Spatial layout data
-.-.-

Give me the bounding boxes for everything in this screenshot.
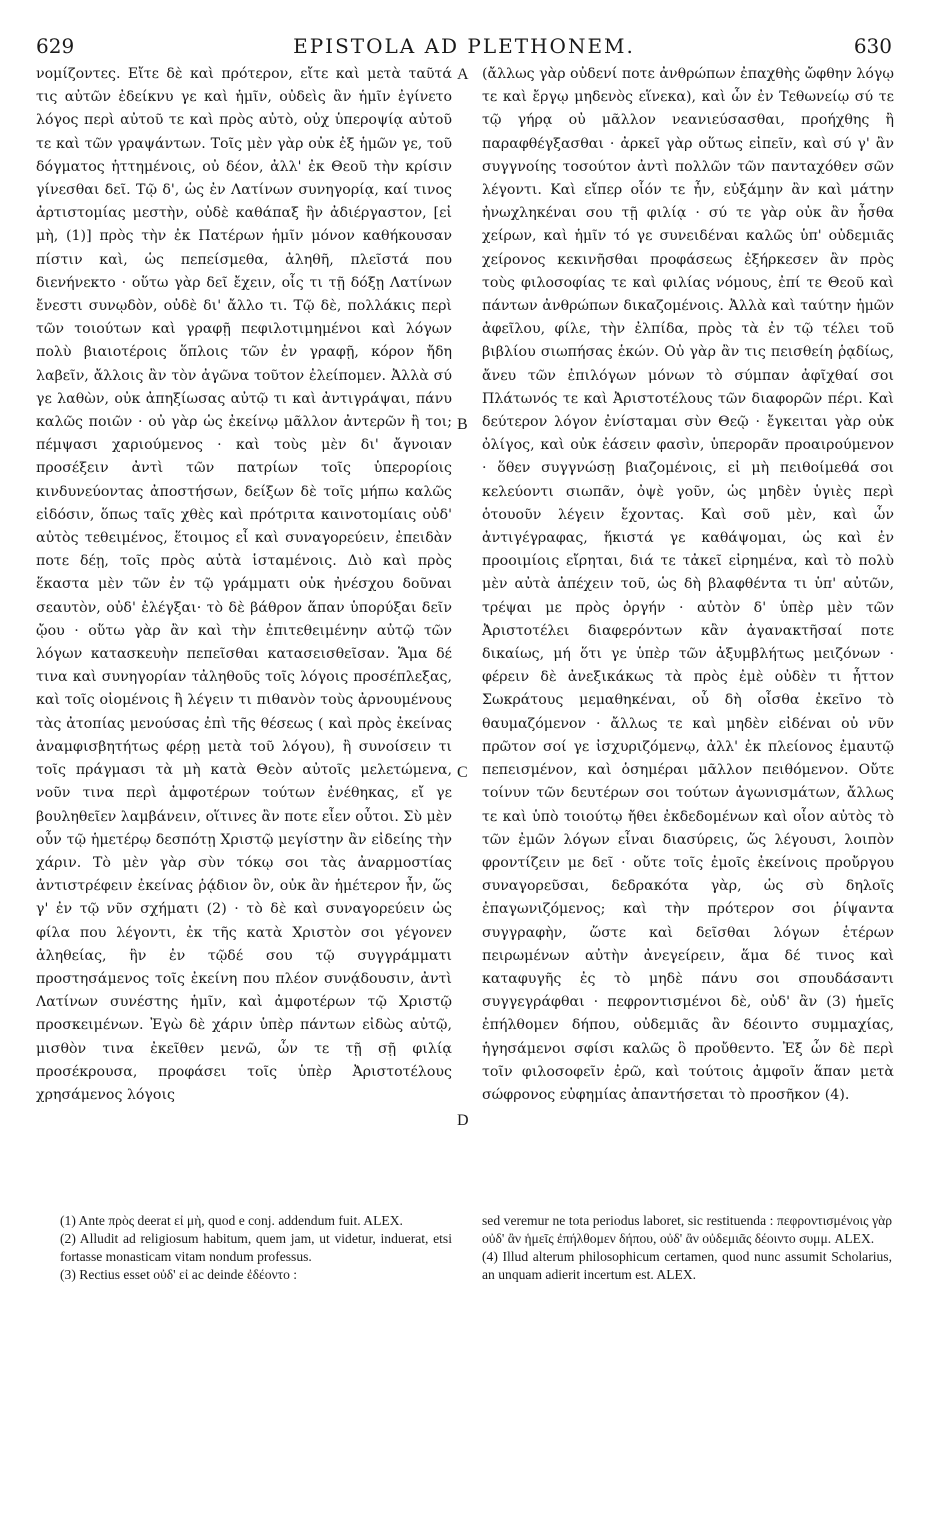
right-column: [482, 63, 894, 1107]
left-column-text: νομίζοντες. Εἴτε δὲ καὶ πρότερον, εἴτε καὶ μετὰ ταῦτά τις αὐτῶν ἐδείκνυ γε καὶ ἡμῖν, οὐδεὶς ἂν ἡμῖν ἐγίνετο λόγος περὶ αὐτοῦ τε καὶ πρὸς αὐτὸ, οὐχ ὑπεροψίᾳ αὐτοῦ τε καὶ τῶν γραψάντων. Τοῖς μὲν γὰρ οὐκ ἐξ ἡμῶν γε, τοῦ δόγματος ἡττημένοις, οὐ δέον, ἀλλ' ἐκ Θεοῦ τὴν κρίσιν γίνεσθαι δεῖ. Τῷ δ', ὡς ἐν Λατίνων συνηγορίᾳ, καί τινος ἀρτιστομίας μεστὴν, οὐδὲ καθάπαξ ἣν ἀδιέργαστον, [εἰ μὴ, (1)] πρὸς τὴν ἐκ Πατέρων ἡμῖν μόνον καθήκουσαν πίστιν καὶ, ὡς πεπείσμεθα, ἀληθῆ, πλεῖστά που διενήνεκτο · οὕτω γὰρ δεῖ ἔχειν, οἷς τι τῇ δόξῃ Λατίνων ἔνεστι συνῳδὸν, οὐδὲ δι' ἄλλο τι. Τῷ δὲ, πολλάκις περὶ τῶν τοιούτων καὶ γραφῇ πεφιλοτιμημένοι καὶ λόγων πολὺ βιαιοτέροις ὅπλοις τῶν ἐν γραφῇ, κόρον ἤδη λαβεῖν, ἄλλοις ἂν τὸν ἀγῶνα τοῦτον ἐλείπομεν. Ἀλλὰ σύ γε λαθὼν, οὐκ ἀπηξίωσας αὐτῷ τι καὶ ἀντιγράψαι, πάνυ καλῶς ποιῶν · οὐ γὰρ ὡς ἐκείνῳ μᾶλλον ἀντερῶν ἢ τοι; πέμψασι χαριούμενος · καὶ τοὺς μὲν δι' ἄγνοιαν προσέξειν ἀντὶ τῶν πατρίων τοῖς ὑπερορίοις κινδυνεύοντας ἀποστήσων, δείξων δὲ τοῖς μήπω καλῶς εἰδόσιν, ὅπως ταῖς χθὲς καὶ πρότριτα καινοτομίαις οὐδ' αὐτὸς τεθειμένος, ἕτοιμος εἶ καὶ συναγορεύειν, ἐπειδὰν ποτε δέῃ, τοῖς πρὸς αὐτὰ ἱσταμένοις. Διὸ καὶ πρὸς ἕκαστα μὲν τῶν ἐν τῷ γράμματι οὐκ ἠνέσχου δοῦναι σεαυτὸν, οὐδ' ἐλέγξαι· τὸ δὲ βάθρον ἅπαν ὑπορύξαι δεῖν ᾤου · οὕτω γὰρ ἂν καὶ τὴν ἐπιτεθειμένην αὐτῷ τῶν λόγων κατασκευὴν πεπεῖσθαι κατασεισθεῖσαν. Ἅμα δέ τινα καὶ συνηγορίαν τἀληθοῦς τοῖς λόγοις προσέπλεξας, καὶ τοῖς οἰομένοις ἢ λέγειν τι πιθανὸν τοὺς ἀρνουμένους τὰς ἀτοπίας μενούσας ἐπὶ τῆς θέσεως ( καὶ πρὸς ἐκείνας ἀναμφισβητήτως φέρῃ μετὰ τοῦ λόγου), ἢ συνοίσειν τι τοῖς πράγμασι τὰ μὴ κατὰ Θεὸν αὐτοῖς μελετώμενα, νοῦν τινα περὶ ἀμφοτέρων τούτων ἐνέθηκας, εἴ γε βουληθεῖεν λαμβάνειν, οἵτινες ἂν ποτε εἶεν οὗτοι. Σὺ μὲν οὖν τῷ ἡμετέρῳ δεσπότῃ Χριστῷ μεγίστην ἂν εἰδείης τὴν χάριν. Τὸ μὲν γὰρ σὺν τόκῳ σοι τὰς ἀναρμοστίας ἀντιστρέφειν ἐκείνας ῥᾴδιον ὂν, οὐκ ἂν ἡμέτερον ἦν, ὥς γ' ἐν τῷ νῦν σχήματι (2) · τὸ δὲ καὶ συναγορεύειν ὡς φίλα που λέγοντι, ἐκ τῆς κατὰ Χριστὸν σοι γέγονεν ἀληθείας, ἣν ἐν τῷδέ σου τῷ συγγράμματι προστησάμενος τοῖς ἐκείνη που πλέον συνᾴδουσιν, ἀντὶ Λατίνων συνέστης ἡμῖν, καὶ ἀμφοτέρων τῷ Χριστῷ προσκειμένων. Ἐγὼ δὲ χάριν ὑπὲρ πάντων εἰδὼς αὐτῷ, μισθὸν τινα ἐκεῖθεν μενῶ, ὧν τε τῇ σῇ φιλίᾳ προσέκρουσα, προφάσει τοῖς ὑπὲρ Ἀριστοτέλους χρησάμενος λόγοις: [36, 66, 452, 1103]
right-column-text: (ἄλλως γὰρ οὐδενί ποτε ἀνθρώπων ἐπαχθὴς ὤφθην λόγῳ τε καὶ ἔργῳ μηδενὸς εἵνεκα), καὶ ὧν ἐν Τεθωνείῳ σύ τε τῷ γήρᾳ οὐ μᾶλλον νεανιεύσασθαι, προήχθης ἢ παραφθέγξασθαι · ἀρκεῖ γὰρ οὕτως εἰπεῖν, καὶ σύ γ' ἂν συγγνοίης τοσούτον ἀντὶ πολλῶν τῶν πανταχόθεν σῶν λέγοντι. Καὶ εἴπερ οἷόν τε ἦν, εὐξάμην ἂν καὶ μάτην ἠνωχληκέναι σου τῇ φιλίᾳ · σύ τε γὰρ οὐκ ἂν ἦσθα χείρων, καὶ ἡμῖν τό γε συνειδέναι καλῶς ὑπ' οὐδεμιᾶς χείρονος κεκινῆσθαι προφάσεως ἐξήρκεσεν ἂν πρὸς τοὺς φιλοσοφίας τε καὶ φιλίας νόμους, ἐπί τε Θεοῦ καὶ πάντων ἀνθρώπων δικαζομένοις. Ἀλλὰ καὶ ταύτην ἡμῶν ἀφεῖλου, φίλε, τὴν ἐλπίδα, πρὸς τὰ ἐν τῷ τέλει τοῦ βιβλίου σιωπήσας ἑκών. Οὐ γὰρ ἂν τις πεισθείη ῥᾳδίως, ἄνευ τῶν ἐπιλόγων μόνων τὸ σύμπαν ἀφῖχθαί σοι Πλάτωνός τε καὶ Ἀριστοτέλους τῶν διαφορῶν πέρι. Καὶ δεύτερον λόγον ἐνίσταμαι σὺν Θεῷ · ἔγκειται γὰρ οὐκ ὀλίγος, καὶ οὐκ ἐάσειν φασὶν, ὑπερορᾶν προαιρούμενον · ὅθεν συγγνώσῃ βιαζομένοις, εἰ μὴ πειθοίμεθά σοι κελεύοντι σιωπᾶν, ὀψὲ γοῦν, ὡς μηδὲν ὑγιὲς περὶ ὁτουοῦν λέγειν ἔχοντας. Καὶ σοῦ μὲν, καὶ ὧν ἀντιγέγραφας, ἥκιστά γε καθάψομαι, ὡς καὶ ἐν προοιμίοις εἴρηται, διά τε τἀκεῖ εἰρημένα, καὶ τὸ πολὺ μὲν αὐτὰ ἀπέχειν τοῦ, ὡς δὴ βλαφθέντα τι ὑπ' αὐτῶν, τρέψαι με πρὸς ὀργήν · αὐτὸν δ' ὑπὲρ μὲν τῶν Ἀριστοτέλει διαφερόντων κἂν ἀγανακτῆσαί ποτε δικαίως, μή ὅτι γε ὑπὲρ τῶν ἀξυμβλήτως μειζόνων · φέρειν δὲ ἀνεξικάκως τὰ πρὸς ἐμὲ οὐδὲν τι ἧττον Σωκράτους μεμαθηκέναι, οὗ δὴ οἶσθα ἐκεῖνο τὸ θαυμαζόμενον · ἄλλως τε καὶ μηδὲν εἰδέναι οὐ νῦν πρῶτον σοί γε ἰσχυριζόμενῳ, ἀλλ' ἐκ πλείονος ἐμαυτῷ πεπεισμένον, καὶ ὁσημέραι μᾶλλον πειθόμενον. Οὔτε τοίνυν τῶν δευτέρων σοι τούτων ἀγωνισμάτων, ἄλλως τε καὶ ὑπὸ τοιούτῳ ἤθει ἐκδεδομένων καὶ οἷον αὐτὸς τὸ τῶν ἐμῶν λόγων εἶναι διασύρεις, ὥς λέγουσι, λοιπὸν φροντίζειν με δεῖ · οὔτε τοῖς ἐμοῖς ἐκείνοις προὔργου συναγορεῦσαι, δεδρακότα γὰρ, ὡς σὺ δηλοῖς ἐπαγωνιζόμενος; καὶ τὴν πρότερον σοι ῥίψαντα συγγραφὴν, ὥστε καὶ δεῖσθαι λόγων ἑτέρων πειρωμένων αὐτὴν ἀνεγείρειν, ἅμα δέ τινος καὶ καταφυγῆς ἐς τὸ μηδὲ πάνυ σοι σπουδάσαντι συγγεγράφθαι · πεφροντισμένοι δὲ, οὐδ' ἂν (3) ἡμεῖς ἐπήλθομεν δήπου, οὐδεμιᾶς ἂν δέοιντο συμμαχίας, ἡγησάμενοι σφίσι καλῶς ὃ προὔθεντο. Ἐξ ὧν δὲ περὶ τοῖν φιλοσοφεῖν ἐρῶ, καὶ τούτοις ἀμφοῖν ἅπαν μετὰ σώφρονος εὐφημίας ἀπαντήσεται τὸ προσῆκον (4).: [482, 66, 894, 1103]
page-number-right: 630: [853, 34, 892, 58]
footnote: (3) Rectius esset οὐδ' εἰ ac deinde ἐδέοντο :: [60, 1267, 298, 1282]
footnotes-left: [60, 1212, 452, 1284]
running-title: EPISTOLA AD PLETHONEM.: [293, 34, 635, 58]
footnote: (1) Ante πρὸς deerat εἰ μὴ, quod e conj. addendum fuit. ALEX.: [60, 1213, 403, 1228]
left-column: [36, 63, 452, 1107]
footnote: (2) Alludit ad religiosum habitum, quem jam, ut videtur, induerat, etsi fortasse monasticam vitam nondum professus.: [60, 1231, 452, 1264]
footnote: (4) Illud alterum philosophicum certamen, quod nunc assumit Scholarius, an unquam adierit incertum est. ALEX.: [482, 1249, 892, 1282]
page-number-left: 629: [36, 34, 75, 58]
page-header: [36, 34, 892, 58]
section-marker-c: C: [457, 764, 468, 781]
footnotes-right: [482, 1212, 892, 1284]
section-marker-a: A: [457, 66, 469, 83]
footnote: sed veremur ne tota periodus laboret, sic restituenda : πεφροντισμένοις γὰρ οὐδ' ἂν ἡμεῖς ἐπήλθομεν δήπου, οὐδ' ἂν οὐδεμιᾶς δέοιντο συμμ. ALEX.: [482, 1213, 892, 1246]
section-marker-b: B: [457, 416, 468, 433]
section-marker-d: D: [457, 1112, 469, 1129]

-.-.-

## TASK DESCRIPTION
Can you write out again the listing lines from the one with "right-column: [482, 63, 894, 1107]" up to and including the one with "left-column-text: νομίζοντες. Εἴτε", and nothing else?

## RESPONSE BELOW
right-column: [482, 63, 894, 1107]
left-column-text: νομίζοντες. Εἴτε δὲ καὶ πρότερον, εἴτε καὶ μετὰ ταῦτά τις αὐτῶν ἐδείκνυ γε καὶ ἡμῖν, οὐδεὶς ἂν ἡμῖν ἐγίνετο λόγος περὶ αὐτοῦ τε καὶ πρὸς αὐτὸ, οὐχ ὑπεροψίᾳ αὐτοῦ τε καὶ τῶν γραψάντων. Τοῖς μὲν γὰρ οὐκ ἐξ ἡμῶν γε, τοῦ δόγματος ἡττημένοις, οὐ δέον, ἀλλ' ἐκ Θεοῦ τὴν κρίσιν γίνεσθαι δεῖ. Τῷ δ', ὡς ἐν Λατίνων συνηγορίᾳ, καί τινος ἀρτιστομίας μεστὴν, οὐδὲ καθάπαξ ἣν ἀδιέργαστον, [εἰ μὴ, (1)] πρὸς τὴν ἐκ Πατέρων ἡμῖν μόνον καθήκουσαν πίστιν καὶ, ὡς πεπείσμεθα, ἀληθῆ, πλεῖστά που διενήνεκτο · οὕτω γὰρ δεῖ ἔχειν, οἷς τι τῇ δόξῃ Λατίνων ἔνεστι συνῳδὸν, οὐδὲ δι' ἄλλο τι. Τῷ δὲ, πολλάκις περὶ τῶν τοιούτων καὶ γραφῇ πεφιλοτιμημένοι καὶ λόγων πολὺ βιαιοτέροις ὅπλοις τῶν ἐν γραφῇ, κόρον ἤδη λαβεῖν, ἄλλοις ἂν τὸν ἀγῶνα τοῦτον ἐλείπομεν. Ἀλλὰ σύ γε λαθὼν, οὐκ ἀπηξίωσας αὐτῷ τι καὶ ἀντιγράψαι, πάνυ καλῶς ποιῶν · οὐ γὰρ ὡς ἐκείνῳ μᾶλλον ἀντερῶν ἢ τοι; πέμψασι χαριούμενος · καὶ τοὺς μὲν δι' ἄγνοιαν προσέξειν ἀντὶ τῶν πατρίων τοῖς ὑπερορίοις κινδυνεύοντας ἀποστήσων, δείξων δὲ τοῖς μήπω καλῶς εἰδόσιν, ὅπως ταῖς χθὲς καὶ πρότριτα καινοτομίαις οὐδ' αὐτὸς τεθειμένος, ἕτοιμος εἶ καὶ συναγορεύειν, ἐπειδὰν ποτε δέῃ, τοῖς πρὸς αὐτὰ ἱσταμένοις. Διὸ καὶ πρὸς ἕκαστα μὲν τῶν ἐν τῷ γράμματι οὐκ ἠνέσχου δοῦναι σεαυτὸν, οὐδ' ἐλέγξαι· τὸ δὲ βάθρον ἅπαν ὑπορύξαι δεῖν ᾤου · οὕτω γὰρ ἂν καὶ τὴν ἐπιτεθειμένην αὐτῷ τῶν λόγων κατασκευὴν πεπεῖσθαι κατασεισθεῖσαν. Ἅμα δέ τινα καὶ συνηγορίαν τἀληθοῦς τοῖς λόγοις προσέπλεξας, καὶ τοῖς οἰομένοις ἢ λέγειν τι πιθανὸν τοὺς ἀρνουμένους τὰς ἀτοπίας μενούσας ἐπὶ τῆς θέσεως ( καὶ πρὸς ἐκείνας ἀναμφισβητήτως φέρῃ μετὰ τοῦ λόγου), ἢ συνοίσειν τι τοῖς πράγμασι τὰ μὴ κατὰ Θεὸν αὐτοῖς μελετώμενα, νοῦν τινα περὶ ἀμφοτέρων τούτων ἐνέθηκας, εἴ γε βουληθεῖεν λαμβάνειν, οἵτινες ἂν ποτε εἶεν οὗτοι. Σὺ μὲν οὖν τῷ ἡμετέρῳ δεσπότῃ Χριστῷ μεγίστην ἂν εἰδείης τὴν χάριν. Τὸ μὲν γὰρ σὺν τόκῳ σοι τὰς ἀναρμοστίας ἀντιστρέφειν ἐκείνας ῥᾴδιον ὂν, οὐκ ἂν ἡμέτερον ἦν, ὥς γ' ἐν τῷ νῦν σχήματι (2) · τὸ δὲ καὶ συναγορεύειν ὡς φίλα που λέγοντι, ἐκ τῆς κατὰ Χριστὸν σοι γέγονεν ἀληθείας, ἣν ἐν τῷδέ σου τῷ συγγράμματι προστησάμενος τοῖς ἐκείνη που πλέον συνᾴδουσιν, ἀντὶ Λατίνων συνέστης ἡμῖν, καὶ ἀμφοτέρων τῷ Χριστῷ προσκειμένων. Ἐγὼ δὲ χάριν ὑπὲρ πάντων εἰδὼς αὐτῷ, μισθὸν τινα ἐκεῖθεν μενῶ, ὧν τε τῇ σῇ φιλίᾳ προσέκρουσα, προφάσει τοῖς ὑπὲρ Ἀριστοτέλους χρησάμενος λόγοις: [36, 66, 452, 1103]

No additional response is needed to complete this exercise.